**Problem statement**
Can you repeat the records below word for word, starting from their first line and stopping after the line that contains "plate-label: ▪▪-▪▪ [468,353,487,360]", with that line included?

··· Task material

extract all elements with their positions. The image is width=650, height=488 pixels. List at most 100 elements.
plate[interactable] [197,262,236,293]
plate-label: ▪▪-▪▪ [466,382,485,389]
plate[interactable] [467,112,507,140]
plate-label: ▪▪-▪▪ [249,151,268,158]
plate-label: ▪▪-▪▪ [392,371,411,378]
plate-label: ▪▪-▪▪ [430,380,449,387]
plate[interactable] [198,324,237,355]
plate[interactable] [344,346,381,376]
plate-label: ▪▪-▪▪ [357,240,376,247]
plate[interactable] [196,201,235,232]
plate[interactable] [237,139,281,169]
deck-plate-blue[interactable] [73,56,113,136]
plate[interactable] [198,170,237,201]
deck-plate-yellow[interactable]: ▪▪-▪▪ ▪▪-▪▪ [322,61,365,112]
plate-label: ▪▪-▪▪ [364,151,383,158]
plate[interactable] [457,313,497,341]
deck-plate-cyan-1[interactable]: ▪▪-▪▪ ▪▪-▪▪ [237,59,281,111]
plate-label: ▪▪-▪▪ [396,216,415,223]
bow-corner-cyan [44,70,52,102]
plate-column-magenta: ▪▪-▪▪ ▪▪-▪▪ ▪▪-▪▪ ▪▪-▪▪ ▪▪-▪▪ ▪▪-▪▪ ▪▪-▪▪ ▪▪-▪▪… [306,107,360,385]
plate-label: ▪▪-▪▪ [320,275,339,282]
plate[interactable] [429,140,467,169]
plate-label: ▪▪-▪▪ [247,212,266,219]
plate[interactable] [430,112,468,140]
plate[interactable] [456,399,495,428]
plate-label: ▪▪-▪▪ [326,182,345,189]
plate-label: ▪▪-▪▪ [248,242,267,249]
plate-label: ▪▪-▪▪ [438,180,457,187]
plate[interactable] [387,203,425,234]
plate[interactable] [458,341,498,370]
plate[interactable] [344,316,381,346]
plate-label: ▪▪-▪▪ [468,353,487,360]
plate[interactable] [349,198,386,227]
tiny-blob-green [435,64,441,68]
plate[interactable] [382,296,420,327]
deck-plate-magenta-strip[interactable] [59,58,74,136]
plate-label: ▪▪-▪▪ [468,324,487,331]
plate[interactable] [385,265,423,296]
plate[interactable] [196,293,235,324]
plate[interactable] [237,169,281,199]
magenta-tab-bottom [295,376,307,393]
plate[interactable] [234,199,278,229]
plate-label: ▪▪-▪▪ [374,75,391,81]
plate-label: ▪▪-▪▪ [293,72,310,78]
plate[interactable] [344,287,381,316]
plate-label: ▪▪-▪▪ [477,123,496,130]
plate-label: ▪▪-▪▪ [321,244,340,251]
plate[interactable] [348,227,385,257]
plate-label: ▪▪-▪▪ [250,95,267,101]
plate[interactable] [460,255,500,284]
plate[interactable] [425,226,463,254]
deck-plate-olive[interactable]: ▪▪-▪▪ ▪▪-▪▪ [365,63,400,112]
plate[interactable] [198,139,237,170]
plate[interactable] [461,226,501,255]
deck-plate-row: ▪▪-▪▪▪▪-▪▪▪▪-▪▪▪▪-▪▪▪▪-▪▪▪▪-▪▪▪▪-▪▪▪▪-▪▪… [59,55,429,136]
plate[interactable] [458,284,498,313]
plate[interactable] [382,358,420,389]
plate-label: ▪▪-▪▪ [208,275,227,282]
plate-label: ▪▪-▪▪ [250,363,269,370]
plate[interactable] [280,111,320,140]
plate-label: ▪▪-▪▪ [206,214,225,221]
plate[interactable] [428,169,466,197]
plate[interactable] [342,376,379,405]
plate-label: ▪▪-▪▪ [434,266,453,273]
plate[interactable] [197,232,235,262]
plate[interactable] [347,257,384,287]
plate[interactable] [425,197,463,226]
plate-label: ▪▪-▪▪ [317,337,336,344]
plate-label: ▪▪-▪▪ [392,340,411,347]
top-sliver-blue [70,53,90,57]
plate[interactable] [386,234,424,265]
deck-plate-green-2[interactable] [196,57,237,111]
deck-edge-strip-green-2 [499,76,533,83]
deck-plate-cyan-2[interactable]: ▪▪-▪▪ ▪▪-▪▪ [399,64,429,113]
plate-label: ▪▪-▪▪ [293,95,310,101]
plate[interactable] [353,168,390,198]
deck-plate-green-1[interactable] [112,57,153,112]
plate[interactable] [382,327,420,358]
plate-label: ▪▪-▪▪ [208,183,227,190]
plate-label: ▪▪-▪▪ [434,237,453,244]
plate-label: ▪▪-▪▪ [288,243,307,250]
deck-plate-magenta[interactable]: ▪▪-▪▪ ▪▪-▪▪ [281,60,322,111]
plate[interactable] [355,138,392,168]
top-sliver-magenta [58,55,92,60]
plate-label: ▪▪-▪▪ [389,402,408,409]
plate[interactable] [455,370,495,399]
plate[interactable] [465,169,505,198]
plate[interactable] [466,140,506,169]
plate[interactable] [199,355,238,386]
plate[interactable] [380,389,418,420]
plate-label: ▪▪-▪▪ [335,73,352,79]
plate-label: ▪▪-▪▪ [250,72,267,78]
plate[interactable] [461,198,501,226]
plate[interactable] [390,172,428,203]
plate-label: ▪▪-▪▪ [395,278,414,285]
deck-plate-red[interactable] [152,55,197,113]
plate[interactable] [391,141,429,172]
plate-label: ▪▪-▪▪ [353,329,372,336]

······

**The answer**
extract all elements with their positions. The image is width=650, height=488 pixels. List at most 100 elements.
plate[interactable] [197,262,236,293]
plate-label: ▪▪-▪▪ [466,382,485,389]
plate[interactable] [467,112,507,140]
plate-label: ▪▪-▪▪ [249,151,268,158]
plate-label: ▪▪-▪▪ [392,371,411,378]
plate-label: ▪▪-▪▪ [430,380,449,387]
plate[interactable] [198,324,237,355]
plate[interactable] [344,346,381,376]
plate-label: ▪▪-▪▪ [357,240,376,247]
plate[interactable] [196,201,235,232]
plate[interactable] [237,139,281,169]
deck-plate-blue[interactable] [73,56,113,136]
plate[interactable] [198,170,237,201]
deck-plate-yellow[interactable]: ▪▪-▪▪ ▪▪-▪▪ [322,61,365,112]
plate-label: ▪▪-▪▪ [364,151,383,158]
plate[interactable] [457,313,497,341]
deck-plate-cyan-1[interactable]: ▪▪-▪▪ ▪▪-▪▪ [237,59,281,111]
plate-label: ▪▪-▪▪ [396,216,415,223]
bow-corner-cyan [44,70,52,102]
plate-column-magenta: ▪▪-▪▪ ▪▪-▪▪ ▪▪-▪▪ ▪▪-▪▪ ▪▪-▪▪ ▪▪-▪▪ ▪▪-▪▪ ▪▪-▪▪… [306,107,360,385]
plate-label: ▪▪-▪▪ [320,275,339,282]
plate[interactable] [429,140,467,169]
plate-label: ▪▪-▪▪ [247,212,266,219]
plate[interactable] [430,112,468,140]
plate[interactable] [456,399,495,428]
plate-label: ▪▪-▪▪ [326,182,345,189]
plate-label: ▪▪-▪▪ [248,242,267,249]
plate-label: ▪▪-▪▪ [438,180,457,187]
plate[interactable] [387,203,425,234]
plate[interactable] [458,341,498,370]
plate[interactable] [344,316,381,346]
plate-label: ▪▪-▪▪ [468,353,487,360]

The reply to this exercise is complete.